§ Records for the task:

[start]

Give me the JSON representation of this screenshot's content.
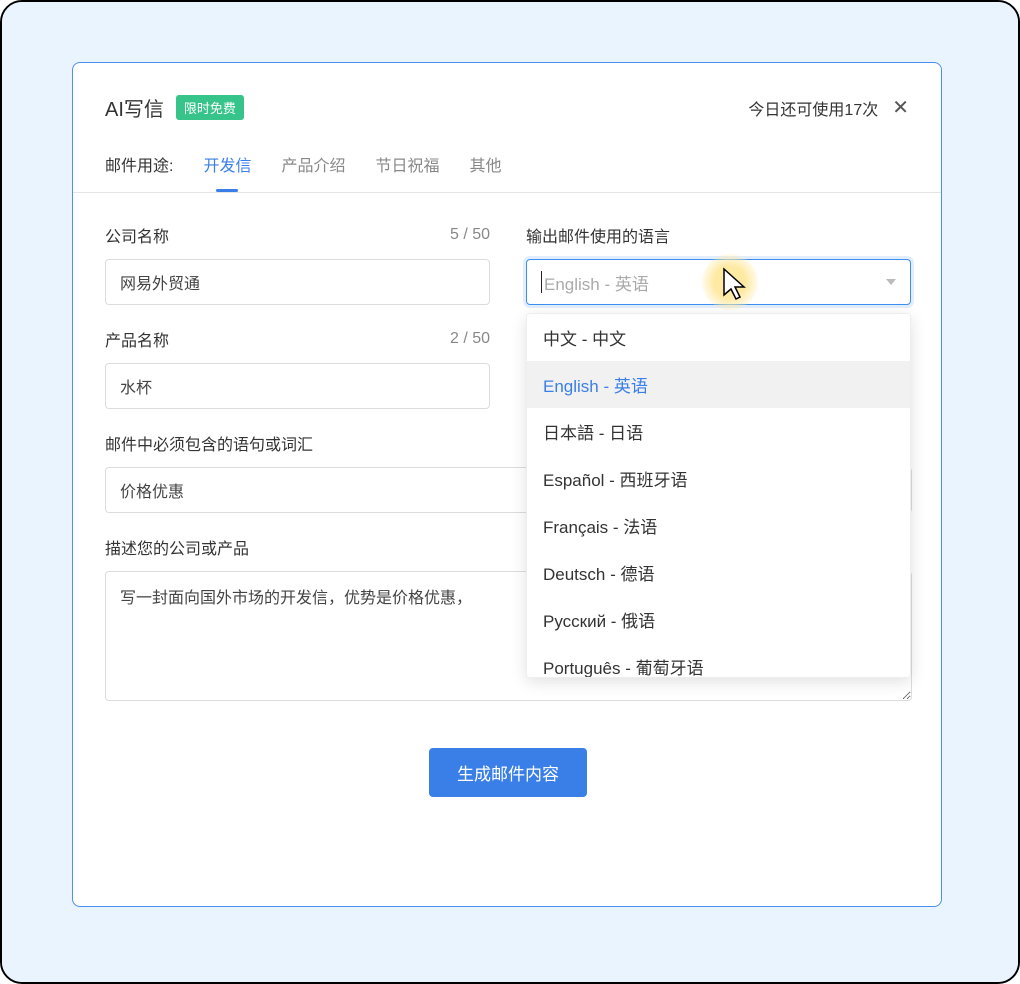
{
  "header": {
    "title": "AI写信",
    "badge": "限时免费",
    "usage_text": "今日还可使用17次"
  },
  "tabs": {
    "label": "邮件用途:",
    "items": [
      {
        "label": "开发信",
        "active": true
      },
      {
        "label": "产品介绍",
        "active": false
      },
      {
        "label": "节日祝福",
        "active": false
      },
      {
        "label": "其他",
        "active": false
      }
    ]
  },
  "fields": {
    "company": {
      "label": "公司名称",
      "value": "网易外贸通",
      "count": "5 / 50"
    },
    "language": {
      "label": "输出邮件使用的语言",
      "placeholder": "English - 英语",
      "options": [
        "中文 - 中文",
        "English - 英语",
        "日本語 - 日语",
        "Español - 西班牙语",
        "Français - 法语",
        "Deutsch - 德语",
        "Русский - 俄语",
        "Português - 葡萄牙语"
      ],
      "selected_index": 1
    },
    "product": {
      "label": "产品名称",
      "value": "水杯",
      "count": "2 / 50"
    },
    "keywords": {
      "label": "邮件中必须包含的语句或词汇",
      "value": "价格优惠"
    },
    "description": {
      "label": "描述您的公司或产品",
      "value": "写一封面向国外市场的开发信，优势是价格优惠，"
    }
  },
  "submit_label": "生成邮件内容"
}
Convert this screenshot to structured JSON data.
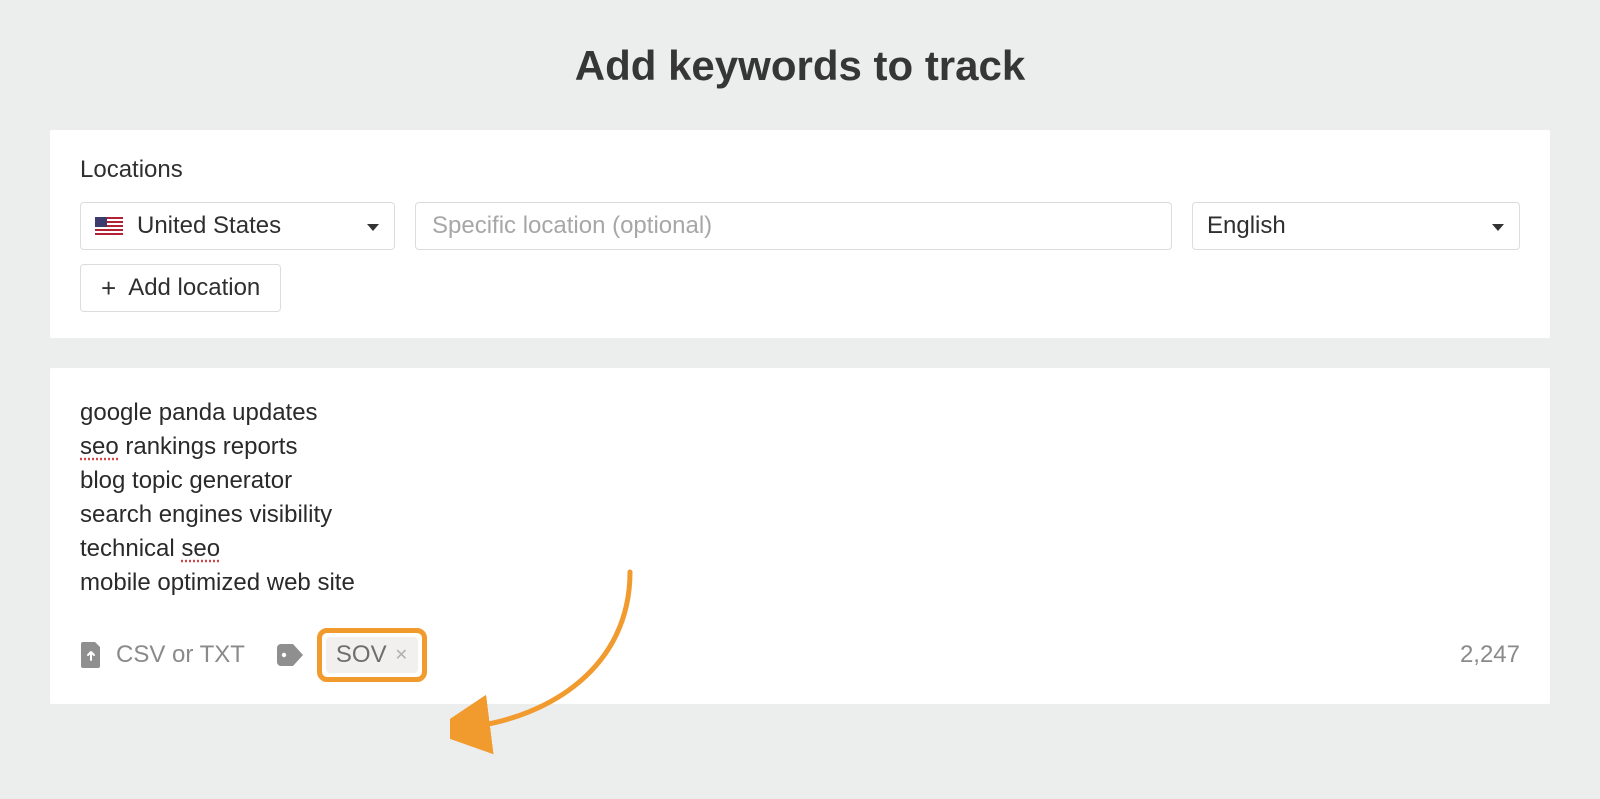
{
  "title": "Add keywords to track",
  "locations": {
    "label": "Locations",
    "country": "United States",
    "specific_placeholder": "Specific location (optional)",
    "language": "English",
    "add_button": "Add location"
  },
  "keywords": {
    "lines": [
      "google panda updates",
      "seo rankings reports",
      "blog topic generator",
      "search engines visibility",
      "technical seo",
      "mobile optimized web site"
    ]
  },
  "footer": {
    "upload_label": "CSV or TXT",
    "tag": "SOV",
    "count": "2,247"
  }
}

[end]

§ Problem:
Copy every line of the data exactly as written, excluding the pictures.

§ Answer to this exercise:
Give me the JSON representation of this screenshot's content.
{
  "header": {
    "title": "AI写信",
    "badge": "限时免费",
    "usage_text": "今日还可使用17次"
  },
  "tabs": {
    "label": "邮件用途:",
    "items": [
      {
        "label": "开发信",
        "active": true
      },
      {
        "label": "产品介绍",
        "active": false
      },
      {
        "label": "节日祝福",
        "active": false
      },
      {
        "label": "其他",
        "active": false
      }
    ]
  },
  "fields": {
    "company": {
      "label": "公司名称",
      "value": "网易外贸通",
      "count": "5 / 50"
    },
    "language": {
      "label": "输出邮件使用的语言",
      "placeholder": "English - 英语",
      "options": [
        "中文 - 中文",
        "English - 英语",
        "日本語 - 日语",
        "Español - 西班牙语",
        "Français - 法语",
        "Deutsch - 德语",
        "Русский - 俄语",
        "Português - 葡萄牙语"
      ],
      "selected_index": 1
    },
    "product": {
      "label": "产品名称",
      "value": "水杯",
      "count": "2 / 50"
    },
    "keywords": {
      "label": "邮件中必须包含的语句或词汇",
      "value": "价格优惠"
    },
    "description": {
      "label": "描述您的公司或产品",
      "value": "写一封面向国外市场的开发信，优势是价格优惠，"
    }
  },
  "submit_label": "生成邮件内容"
}
Convert this screenshot to structured JSON data.
{
  "title": "Add keywords to track",
  "locations": {
    "label": "Locations",
    "country": "United States",
    "specific_placeholder": "Specific location (optional)",
    "language": "English",
    "add_button": "Add location"
  },
  "keywords": {
    "lines": [
      "google panda updates",
      "seo rankings reports",
      "blog topic generator",
      "search engines visibility",
      "technical seo",
      "mobile optimized web site"
    ]
  },
  "footer": {
    "upload_label": "CSV or TXT",
    "tag": "SOV",
    "count": "2,247"
  }
}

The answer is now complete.